- Stated task:
The records below are split into lines. How many of those lines contain the string "name"? Reply with the number only.

- Figure record extracts:
>> BEGIN

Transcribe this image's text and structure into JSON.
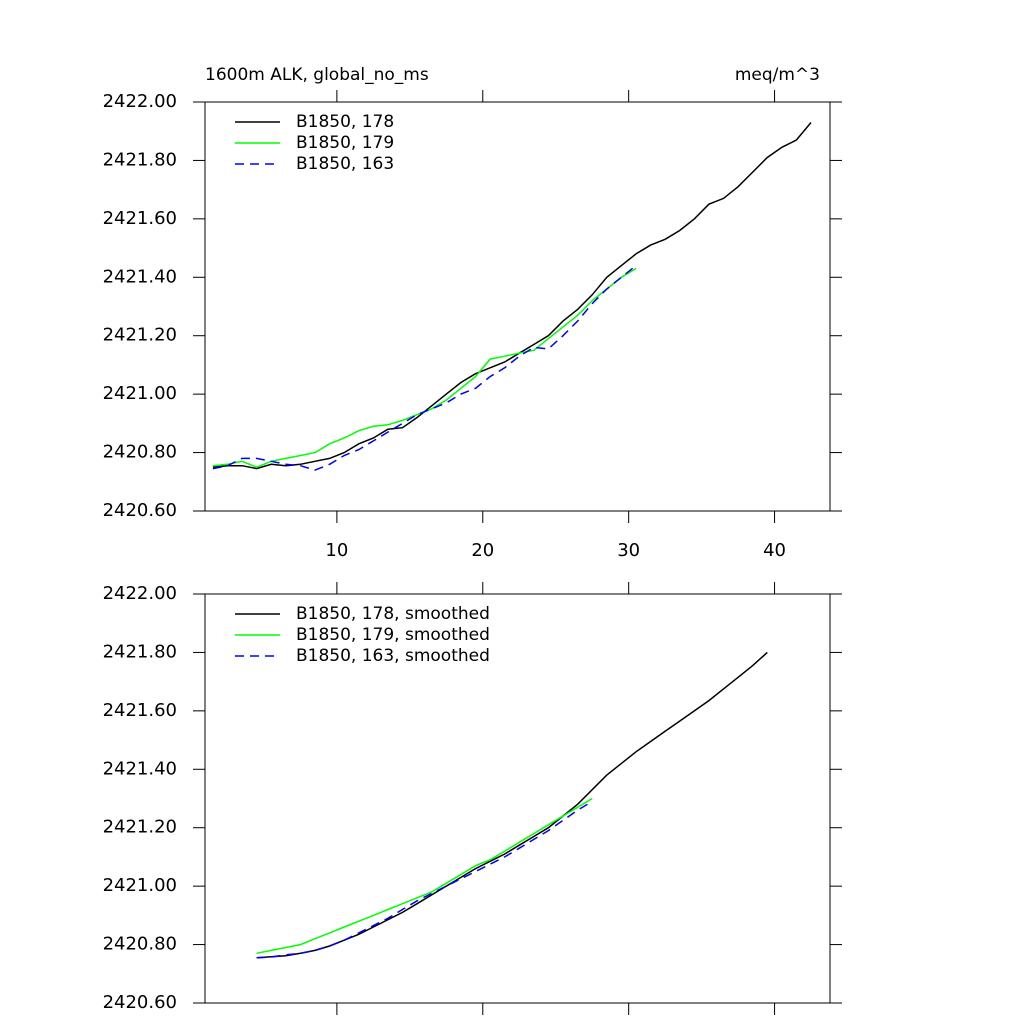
{
  "chart_data": [
    {
      "type": "line",
      "title": "1600m ALK, global_no_ms",
      "units": "meq/m^3",
      "xlim": [
        0.96,
        43.8
      ],
      "xticks": [
        10,
        20,
        30,
        40
      ],
      "xtick_labels_shown": true,
      "ylim": [
        2420.6,
        2422.0
      ],
      "yticks": [
        {
          "value": 2420.6,
          "label": "2420.60"
        },
        {
          "value": 2420.8,
          "label": "2420.80"
        },
        {
          "value": 2421.0,
          "label": "2421.00"
        },
        {
          "value": 2421.2,
          "label": "2421.20"
        },
        {
          "value": 2421.4,
          "label": "2421.40"
        },
        {
          "value": 2421.6,
          "label": "2421.60"
        },
        {
          "value": 2421.8,
          "label": "2421.80"
        },
        {
          "value": 2422.0,
          "label": "2422.00"
        }
      ],
      "legend": "upper left",
      "series": [
        {
          "name": "B1850, 178",
          "color": "#000000",
          "dash": false,
          "x": [
            1.5,
            2.5,
            3.5,
            4.5,
            5.5,
            6.5,
            7.5,
            8.5,
            9.5,
            10.5,
            11.5,
            12.5,
            13.5,
            14.5,
            15.5,
            16.5,
            17.5,
            18.5,
            19.5,
            20.5,
            21.5,
            22.5,
            23.5,
            24.5,
            25.5,
            26.5,
            27.5,
            28.5,
            29.5,
            30.5,
            31.5,
            32.5,
            33.5,
            34.5,
            35.5,
            36.5,
            37.5,
            38.5,
            39.5,
            40.5,
            41.5,
            42.5
          ],
          "values": [
            2420.75,
            2420.755,
            2420.755,
            2420.745,
            2420.76,
            2420.755,
            2420.76,
            2420.77,
            2420.78,
            2420.8,
            2420.83,
            2420.85,
            2420.88,
            2420.885,
            2420.92,
            2420.96,
            2421.0,
            2421.04,
            2421.07,
            2421.09,
            2421.11,
            2421.14,
            2421.17,
            2421.2,
            2421.25,
            2421.29,
            2421.34,
            2421.4,
            2421.44,
            2421.48,
            2421.51,
            2421.53,
            2421.56,
            2421.6,
            2421.65,
            2421.67,
            2421.71,
            2421.76,
            2421.81,
            2421.845,
            2421.87,
            2421.93
          ]
        },
        {
          "name": "B1850, 179",
          "color": "#00ff00",
          "dash": false,
          "x": [
            1.5,
            2.5,
            3.5,
            4.5,
            5.5,
            6.5,
            7.5,
            8.5,
            9.5,
            10.5,
            11.5,
            12.5,
            13.5,
            14.5,
            15.5,
            16.5,
            17.5,
            18.5,
            19.5,
            20.5,
            21.5,
            22.5,
            23.5,
            24.5,
            25.5,
            26.5,
            27.5,
            28.5,
            29.5,
            30.5
          ],
          "values": [
            2420.755,
            2420.76,
            2420.77,
            2420.75,
            2420.77,
            2420.78,
            2420.79,
            2420.8,
            2420.83,
            2420.85,
            2420.875,
            2420.89,
            2420.895,
            2420.91,
            2420.93,
            2420.95,
            2420.98,
            2421.02,
            2421.06,
            2421.12,
            2421.13,
            2421.14,
            2421.15,
            2421.19,
            2421.23,
            2421.27,
            2421.32,
            2421.36,
            2421.4,
            2421.43
          ]
        },
        {
          "name": "B1850, 163",
          "color": "#0000ff",
          "dash": true,
          "x": [
            1.5,
            2.5,
            3.5,
            4.5,
            5.5,
            6.5,
            7.5,
            8.5,
            9.5,
            10.5,
            11.5,
            12.5,
            13.5,
            14.5,
            15.5,
            16.5,
            17.5,
            18.5,
            19.5,
            20.5,
            21.5,
            22.5,
            23.5,
            24.5,
            25.5,
            26.5,
            27.5,
            28.5,
            29.5,
            30.5
          ],
          "values": [
            2420.745,
            2420.755,
            2420.78,
            2420.78,
            2420.77,
            2420.76,
            2420.755,
            2420.74,
            2420.76,
            2420.79,
            2420.81,
            2420.84,
            2420.87,
            2420.9,
            2420.93,
            2420.95,
            2420.97,
            2421.0,
            2421.02,
            2421.06,
            2421.09,
            2421.13,
            2421.16,
            2421.155,
            2421.2,
            2421.25,
            2421.31,
            2421.36,
            2421.4,
            2421.44
          ]
        }
      ]
    },
    {
      "type": "line",
      "xlim": [
        0.96,
        43.8
      ],
      "xticks": [
        10,
        20,
        30,
        40
      ],
      "xtick_labels_shown": false,
      "ylim": [
        2420.6,
        2422.0
      ],
      "yticks": [
        {
          "value": 2420.6,
          "label": "2420.60"
        },
        {
          "value": 2420.8,
          "label": "2420.80"
        },
        {
          "value": 2421.0,
          "label": "2421.00"
        },
        {
          "value": 2421.2,
          "label": "2421.20"
        },
        {
          "value": 2421.4,
          "label": "2421.40"
        },
        {
          "value": 2421.6,
          "label": "2421.60"
        },
        {
          "value": 2421.8,
          "label": "2421.80"
        },
        {
          "value": 2422.0,
          "label": "2422.00"
        }
      ],
      "legend": "upper left",
      "series": [
        {
          "name": "B1850, 178, smoothed",
          "color": "#000000",
          "dash": false,
          "x": [
            4.5,
            5.5,
            6.5,
            7.5,
            8.5,
            9.5,
            10.5,
            11.5,
            12.5,
            13.5,
            14.5,
            15.5,
            16.5,
            17.5,
            18.5,
            19.5,
            20.5,
            21.5,
            22.5,
            23.5,
            24.5,
            25.5,
            26.5,
            27.5,
            28.5,
            29.5,
            30.5,
            31.5,
            32.5,
            33.5,
            34.5,
            35.5,
            36.5,
            37.5,
            38.5,
            39.5
          ],
          "values": [
            2420.755,
            2420.758,
            2420.762,
            2420.77,
            2420.78,
            2420.795,
            2420.815,
            2420.835,
            2420.86,
            2420.885,
            2420.91,
            2420.94,
            2420.97,
            2421.0,
            2421.03,
            2421.06,
            2421.085,
            2421.11,
            2421.14,
            2421.17,
            2421.2,
            2421.24,
            2421.28,
            2421.33,
            2421.38,
            2421.42,
            2421.46,
            2421.495,
            2421.53,
            2421.565,
            2421.6,
            2421.635,
            2421.675,
            2421.715,
            2421.755,
            2421.8
          ]
        },
        {
          "name": "B1850, 179, smoothed",
          "color": "#00ff00",
          "dash": false,
          "x": [
            4.5,
            5.5,
            6.5,
            7.5,
            8.5,
            9.5,
            10.5,
            11.5,
            12.5,
            13.5,
            14.5,
            15.5,
            16.5,
            17.5,
            18.5,
            19.5,
            20.5,
            21.5,
            22.5,
            23.5,
            24.5,
            25.5,
            26.5,
            27.5
          ],
          "values": [
            2420.77,
            2420.78,
            2420.79,
            2420.8,
            2420.82,
            2420.84,
            2420.86,
            2420.88,
            2420.9,
            2420.92,
            2420.94,
            2420.96,
            2420.98,
            2421.01,
            2421.04,
            2421.07,
            2421.09,
            2421.12,
            2421.15,
            2421.18,
            2421.21,
            2421.24,
            2421.27,
            2421.3
          ]
        },
        {
          "name": "B1850, 163, smoothed",
          "color": "#0000ff",
          "dash": true,
          "x": [
            4.5,
            5.5,
            6.5,
            7.5,
            8.5,
            9.5,
            10.5,
            11.5,
            12.5,
            13.5,
            14.5,
            15.5,
            16.5,
            17.5,
            18.5,
            19.5,
            20.5,
            21.5,
            22.5,
            23.5,
            24.5,
            25.5,
            26.5,
            27.5
          ],
          "values": [
            2420.755,
            2420.757,
            2420.765,
            2420.77,
            2420.78,
            2420.795,
            2420.815,
            2420.84,
            2420.865,
            2420.89,
            2420.92,
            2420.95,
            2420.975,
            2421.0,
            2421.025,
            2421.05,
            2421.075,
            2421.1,
            2421.13,
            2421.16,
            2421.19,
            2421.225,
            2421.26,
            2421.29
          ]
        }
      ]
    }
  ]
}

>> END

- In response:
6